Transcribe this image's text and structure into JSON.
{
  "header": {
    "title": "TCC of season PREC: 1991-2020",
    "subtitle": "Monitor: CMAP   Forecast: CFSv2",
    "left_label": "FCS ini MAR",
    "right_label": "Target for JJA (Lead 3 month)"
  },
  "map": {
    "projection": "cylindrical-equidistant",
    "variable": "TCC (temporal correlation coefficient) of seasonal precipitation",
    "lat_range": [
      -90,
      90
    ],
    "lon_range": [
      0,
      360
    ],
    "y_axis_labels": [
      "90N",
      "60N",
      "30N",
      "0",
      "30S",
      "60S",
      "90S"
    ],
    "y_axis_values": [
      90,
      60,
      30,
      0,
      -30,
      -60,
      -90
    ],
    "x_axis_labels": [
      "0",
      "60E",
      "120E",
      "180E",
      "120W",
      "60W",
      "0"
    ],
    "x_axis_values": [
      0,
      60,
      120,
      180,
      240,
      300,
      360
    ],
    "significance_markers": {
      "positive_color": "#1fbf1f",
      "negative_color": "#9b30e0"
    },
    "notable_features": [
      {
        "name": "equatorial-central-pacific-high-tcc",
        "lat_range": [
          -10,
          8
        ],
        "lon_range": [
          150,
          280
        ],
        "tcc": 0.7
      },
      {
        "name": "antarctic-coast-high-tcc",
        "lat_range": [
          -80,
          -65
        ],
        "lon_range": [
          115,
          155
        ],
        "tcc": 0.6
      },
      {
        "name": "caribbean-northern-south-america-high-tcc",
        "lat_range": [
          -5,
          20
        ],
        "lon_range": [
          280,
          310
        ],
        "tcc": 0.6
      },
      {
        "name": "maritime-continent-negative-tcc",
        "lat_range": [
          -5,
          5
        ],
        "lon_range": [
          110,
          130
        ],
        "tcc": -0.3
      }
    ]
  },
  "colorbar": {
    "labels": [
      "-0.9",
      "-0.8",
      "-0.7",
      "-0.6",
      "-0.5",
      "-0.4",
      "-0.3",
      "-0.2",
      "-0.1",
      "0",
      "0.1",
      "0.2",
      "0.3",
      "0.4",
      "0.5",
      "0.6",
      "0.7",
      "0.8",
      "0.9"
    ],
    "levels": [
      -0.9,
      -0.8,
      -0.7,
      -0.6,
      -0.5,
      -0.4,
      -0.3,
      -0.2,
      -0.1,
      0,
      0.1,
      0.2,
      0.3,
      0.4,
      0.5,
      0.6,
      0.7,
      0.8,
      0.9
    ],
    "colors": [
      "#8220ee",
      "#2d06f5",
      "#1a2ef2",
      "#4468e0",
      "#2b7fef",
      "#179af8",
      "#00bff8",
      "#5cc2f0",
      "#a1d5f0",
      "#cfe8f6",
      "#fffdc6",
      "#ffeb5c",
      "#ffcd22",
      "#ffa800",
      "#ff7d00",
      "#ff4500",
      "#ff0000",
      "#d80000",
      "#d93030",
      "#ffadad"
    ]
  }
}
....................
### What the task asks
Write an exact transcription of every entry above.

### Response to this task
Transcribe this image's text and structure into JSON.
{
  "header": {
    "title": "TCC of season PREC: 1991-2020",
    "subtitle": "Monitor: CMAP   Forecast: CFSv2",
    "left_label": "FCS ini MAR",
    "right_label": "Target for JJA (Lead 3 month)"
  },
  "map": {
    "projection": "cylindrical-equidistant",
    "variable": "TCC (temporal correlation coefficient) of seasonal precipitation",
    "lat_range": [
      -90,
      90
    ],
    "lon_range": [
      0,
      360
    ],
    "y_axis_labels": [
      "90N",
      "60N",
      "30N",
      "0",
      "30S",
      "60S",
      "90S"
    ],
    "y_axis_values": [
      90,
      60,
      30,
      0,
      -30,
      -60,
      -90
    ],
    "x_axis_labels": [
      "0",
      "60E",
      "120E",
      "180E",
      "120W",
      "60W",
      "0"
    ],
    "x_axis_values": [
      0,
      60,
      120,
      180,
      240,
      300,
      360
    ],
    "significance_markers": {
      "positive_color": "#1fbf1f",
      "negative_color": "#9b30e0"
    },
    "notable_features": [
      {
        "name": "equatorial-central-pacific-high-tcc",
        "lat_range": [
          -10,
          8
        ],
        "lon_range": [
          150,
          280
        ],
        "tcc": 0.7
      },
      {
        "name": "antarctic-coast-high-tcc",
        "lat_range": [
          -80,
          -65
        ],
        "lon_range": [
          115,
          155
        ],
        "tcc": 0.6
      },
      {
        "name": "caribbean-northern-south-america-high-tcc",
        "lat_range": [
          -5,
          20
        ],
        "lon_range": [
          280,
          310
        ],
        "tcc": 0.6
      },
      {
        "name": "maritime-continent-negative-tcc",
        "lat_range": [
          -5,
          5
        ],
        "lon_range": [
          110,
          130
        ],
        "tcc": -0.3
      }
    ]
  },
  "colorbar": {
    "labels": [
      "-0.9",
      "-0.8",
      "-0.7",
      "-0.6",
      "-0.5",
      "-0.4",
      "-0.3",
      "-0.2",
      "-0.1",
      "0",
      "0.1",
      "0.2",
      "0.3",
      "0.4",
      "0.5",
      "0.6",
      "0.7",
      "0.8",
      "0.9"
    ],
    "levels": [
      -0.9,
      -0.8,
      -0.7,
      -0.6,
      -0.5,
      -0.4,
      -0.3,
      -0.2,
      -0.1,
      0,
      0.1,
      0.2,
      0.3,
      0.4,
      0.5,
      0.6,
      0.7,
      0.8,
      0.9
    ],
    "colors": [
      "#8220ee",
      "#2d06f5",
      "#1a2ef2",
      "#4468e0",
      "#2b7fef",
      "#179af8",
      "#00bff8",
      "#5cc2f0",
      "#a1d5f0",
      "#cfe8f6",
      "#fffdc6",
      "#ffeb5c",
      "#ffcd22",
      "#ffa800",
      "#ff7d00",
      "#ff4500",
      "#ff0000",
      "#d80000",
      "#d93030",
      "#ffadad"
    ]
  }
}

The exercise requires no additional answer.